— Objective —
Please copy all the lines that follow, word for word.

— Source material —
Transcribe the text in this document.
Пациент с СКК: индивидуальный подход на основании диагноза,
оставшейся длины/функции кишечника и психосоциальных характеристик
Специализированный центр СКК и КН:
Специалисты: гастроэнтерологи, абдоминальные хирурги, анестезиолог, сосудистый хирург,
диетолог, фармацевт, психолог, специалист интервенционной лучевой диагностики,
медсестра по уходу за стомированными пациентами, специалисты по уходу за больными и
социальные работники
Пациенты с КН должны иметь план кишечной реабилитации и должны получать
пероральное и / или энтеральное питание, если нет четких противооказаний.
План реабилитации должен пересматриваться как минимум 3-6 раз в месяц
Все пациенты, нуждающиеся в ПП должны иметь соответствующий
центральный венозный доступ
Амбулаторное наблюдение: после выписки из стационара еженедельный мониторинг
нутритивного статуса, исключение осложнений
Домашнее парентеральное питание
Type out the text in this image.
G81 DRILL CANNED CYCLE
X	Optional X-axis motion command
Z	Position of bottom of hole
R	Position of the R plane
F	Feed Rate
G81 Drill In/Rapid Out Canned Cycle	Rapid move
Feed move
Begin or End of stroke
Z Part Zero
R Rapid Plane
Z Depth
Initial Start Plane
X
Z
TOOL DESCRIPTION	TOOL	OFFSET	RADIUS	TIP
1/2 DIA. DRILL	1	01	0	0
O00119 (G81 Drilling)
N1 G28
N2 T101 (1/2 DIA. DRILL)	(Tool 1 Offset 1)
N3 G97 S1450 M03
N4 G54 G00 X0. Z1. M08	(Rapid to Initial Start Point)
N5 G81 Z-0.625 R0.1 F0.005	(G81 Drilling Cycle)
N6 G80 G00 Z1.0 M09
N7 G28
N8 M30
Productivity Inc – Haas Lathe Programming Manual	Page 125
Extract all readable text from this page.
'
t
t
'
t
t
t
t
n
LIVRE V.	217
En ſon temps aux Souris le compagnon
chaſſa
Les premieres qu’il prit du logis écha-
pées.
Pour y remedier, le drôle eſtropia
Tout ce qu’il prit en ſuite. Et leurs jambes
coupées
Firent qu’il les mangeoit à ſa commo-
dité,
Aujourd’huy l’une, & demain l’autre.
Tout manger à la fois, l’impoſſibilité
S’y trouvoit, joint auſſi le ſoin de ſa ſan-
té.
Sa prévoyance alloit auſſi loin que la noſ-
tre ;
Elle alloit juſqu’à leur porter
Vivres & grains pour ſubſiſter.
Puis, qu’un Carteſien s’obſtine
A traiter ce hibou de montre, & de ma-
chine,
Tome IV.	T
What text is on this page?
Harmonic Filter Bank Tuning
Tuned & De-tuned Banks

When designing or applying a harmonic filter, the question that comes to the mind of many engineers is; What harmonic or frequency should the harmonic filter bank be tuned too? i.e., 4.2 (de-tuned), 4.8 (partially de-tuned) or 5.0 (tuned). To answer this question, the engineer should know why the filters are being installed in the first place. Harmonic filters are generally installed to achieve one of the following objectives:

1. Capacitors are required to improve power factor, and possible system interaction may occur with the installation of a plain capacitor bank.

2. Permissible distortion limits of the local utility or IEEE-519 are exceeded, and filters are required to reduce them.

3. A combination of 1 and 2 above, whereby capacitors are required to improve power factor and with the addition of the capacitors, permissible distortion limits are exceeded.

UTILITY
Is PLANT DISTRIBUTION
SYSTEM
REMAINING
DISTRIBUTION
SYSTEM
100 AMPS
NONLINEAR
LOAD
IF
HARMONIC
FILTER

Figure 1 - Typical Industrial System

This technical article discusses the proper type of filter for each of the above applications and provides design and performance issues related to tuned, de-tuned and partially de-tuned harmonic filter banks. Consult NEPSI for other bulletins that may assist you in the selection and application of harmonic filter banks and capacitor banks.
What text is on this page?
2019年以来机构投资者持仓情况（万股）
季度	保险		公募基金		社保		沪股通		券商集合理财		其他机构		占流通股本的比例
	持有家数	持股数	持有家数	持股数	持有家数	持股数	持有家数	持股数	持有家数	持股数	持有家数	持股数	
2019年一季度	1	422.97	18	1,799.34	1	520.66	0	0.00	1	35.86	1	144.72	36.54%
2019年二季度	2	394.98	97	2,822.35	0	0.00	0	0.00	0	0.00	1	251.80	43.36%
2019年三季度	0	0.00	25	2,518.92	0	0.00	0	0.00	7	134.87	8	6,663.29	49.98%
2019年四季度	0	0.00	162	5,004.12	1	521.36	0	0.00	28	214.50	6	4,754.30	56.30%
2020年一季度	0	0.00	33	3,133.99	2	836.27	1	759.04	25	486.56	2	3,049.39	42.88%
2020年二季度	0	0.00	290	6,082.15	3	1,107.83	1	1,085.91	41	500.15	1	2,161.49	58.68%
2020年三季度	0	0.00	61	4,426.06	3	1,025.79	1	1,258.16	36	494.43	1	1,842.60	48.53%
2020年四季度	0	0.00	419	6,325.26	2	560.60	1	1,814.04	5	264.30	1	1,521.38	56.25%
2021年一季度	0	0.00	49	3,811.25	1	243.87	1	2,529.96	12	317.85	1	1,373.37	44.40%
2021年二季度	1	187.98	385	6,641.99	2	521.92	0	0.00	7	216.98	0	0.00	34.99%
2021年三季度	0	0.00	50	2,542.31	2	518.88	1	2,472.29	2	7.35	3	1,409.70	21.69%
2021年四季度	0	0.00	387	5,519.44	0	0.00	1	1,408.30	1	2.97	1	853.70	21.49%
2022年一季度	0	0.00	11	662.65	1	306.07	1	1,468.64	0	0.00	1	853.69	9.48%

— Completed exercise —
Transcribe the text in this document.
Пациент с СКК: индивидуальный подход на основании диагноза,
оставшейся длины/функции кишечника и психосоциальных характеристик
Специализированный центр СКК и КН:
Специалисты: гастроэнтерологи, абдоминальные хирурги, анестезиолог, сосудистый хирург,
диетолог, фармацевт, психолог, специалист интервенционной лучевой диагностики,
медсестра по уходу за стомированными пациентами, специалисты по уходу за больными и
социальные работники
Пациенты с КН должны иметь план кишечной реабилитации и должны получать
пероральное и / или энтеральное питание, если нет четких противооказаний.
План реабилитации должен пересматриваться как минимум 3-6 раз в месяц
Все пациенты, нуждающиеся в ПП должны иметь соответствующий
центральный венозный доступ
Амбулаторное наблюдение: после выписки из стационара еженедельный мониторинг
нутритивного статуса, исключение осложнений
Домашнее парентеральное питание
Type out the text in this image.
G81 DRILL CANNED CYCLE
X	Optional X-axis motion command
Z	Position of bottom of hole
R	Position of the R plane
F	Feed Rate
G81 Drill In/Rapid Out Canned Cycle	Rapid move
Feed move
Begin or End of stroke
Z Part Zero
R Rapid Plane
Z Depth
Initial Start Plane
X
Z
TOOL DESCRIPTION	TOOL	OFFSET	RADIUS	TIP
1/2 DIA. DRILL	1	01	0	0
O00119 (G81 Drilling)
N1 G28
N2 T101 (1/2 DIA. DRILL)	(Tool 1 Offset 1)
N3 G97 S1450 M03
N4 G54 G00 X0. Z1. M08	(Rapid to Initial Start Point)
N5 G81 Z-0.625 R0.1 F0.005	(G81 Drilling Cycle)
N6 G80 G00 Z1.0 M09
N7 G28
N8 M30
Productivity Inc – Haas Lathe Programming Manual	Page 125
Extract all readable text from this page.
'
t
t
'
t
t
t
t
n
LIVRE V.	217
En ſon temps aux Souris le compagnon
chaſſa
Les premieres qu’il prit du logis écha-
pées.
Pour y remedier, le drôle eſtropia
Tout ce qu’il prit en ſuite. Et leurs jambes
coupées
Firent qu’il les mangeoit à ſa commo-
dité,
Aujourd’huy l’une, & demain l’autre.
Tout manger à la fois, l’impoſſibilité
S’y trouvoit, joint auſſi le ſoin de ſa ſan-
té.
Sa prévoyance alloit auſſi loin que la noſ-
tre ;
Elle alloit juſqu’à leur porter
Vivres & grains pour ſubſiſter.
Puis, qu’un Carteſien s’obſtine
A traiter ce hibou de montre, & de ma-
chine,
Tome IV.	T
What text is on this page?
Harmonic Filter Bank Tuning
Tuned & De-tuned Banks

When designing or applying a harmonic filter, the question that comes to the mind of many engineers is; What harmonic or frequency should the harmonic filter bank be tuned too? i.e., 4.2 (de-tuned), 4.8 (partially de-tuned) or 5.0 (tuned). To answer this question, the engineer should know why the filters are being installed in the first place. Harmonic filters are generally installed to achieve one of the following objectives:

1. Capacitors are required to improve power factor, and possible system interaction may occur with the installation of a plain capacitor bank.

2. Permissible distortion limits of the local utility or IEEE-519 are exceeded, and filters are required to reduce them.

3. A combination of 1 and 2 above, whereby capacitors are required to improve power factor and with the addition of the capacitors, permissible distortion limits are exceeded.

UTILITY
Is PLANT DISTRIBUTION
SYSTEM
REMAINING
DISTRIBUTION
SYSTEM
100 AMPS
NONLINEAR
LOAD
IF
HARMONIC
FILTER

Figure 1 - Typical Industrial System

This technical article discusses the proper type of filter for each of the above applications and provides design and performance issues related to tuned, de-tuned and partially de-tuned harmonic filter banks. Consult NEPSI for other bulletins that may assist you in the selection and application of harmonic filter banks and capacitor banks.
What text is on this page?
2019年以来机构投资者持仓情况（万股）
季度	保险		公募基金		社保		沪股通		券商集合理财		其他机构		占流通股本的比例
	持有家数	持股数	持有家数	持股数	持有家数	持股数	持有家数	持股数	持有家数	持股数	持有家数	持股数	
2019年一季度	1	422.97	18	1,799.34	1	520.66	0	0.00	1	35.86	1	144.72	36.54%
2019年二季度	2	394.98	97	2,822.35	0	0.00	0	0.00	0	0.00	1	251.80	43.36%
2019年三季度	0	0.00	25	2,518.92	0	0.00	0	0.00	7	134.87	8	6,663.29	49.98%
2019年四季度	0	0.00	162	5,004.12	1	521.36	0	0.00	28	214.50	6	4,754.30	56.30%
2020年一季度	0	0.00	33	3,133.99	2	836.27	1	759.04	25	486.56	2	3,049.39	42.88%
2020年二季度	0	0.00	290	6,082.15	3	1,107.83	1	1,085.91	41	500.15	1	2,161.49	58.68%
2020年三季度	0	0.00	61	4,426.06	3	1,025.79	1	1,258.16	36	494.43	1	1,842.60	48.53%
2020年四季度	0	0.00	419	6,325.26	2	560.60	1	1,814.04	5	264.30	1	1,521.38	56.25%
2021年一季度	0	0.00	49	3,811.25	1	243.87	1	2,529.96	12	317.85	1	1,373.37	44.40%
2021年二季度	1	187.98	385	6,641.99	2	521.92	0	0.00	7	216.98	0	0.00	34.99%
2021年三季度	0	0.00	50	2,542.31	2	518.88	1	2,472.29	2	7.35	3	1,409.70	21.69%
2021年四季度	0	0.00	387	5,519.44	0	0.00	1	1,408.30	1	2.97	1	853.70	21.49%
2022年一季度	0	0.00	11	662.65	1	306.07	1	1,468.64	0	0.00	1	853.69	9.48%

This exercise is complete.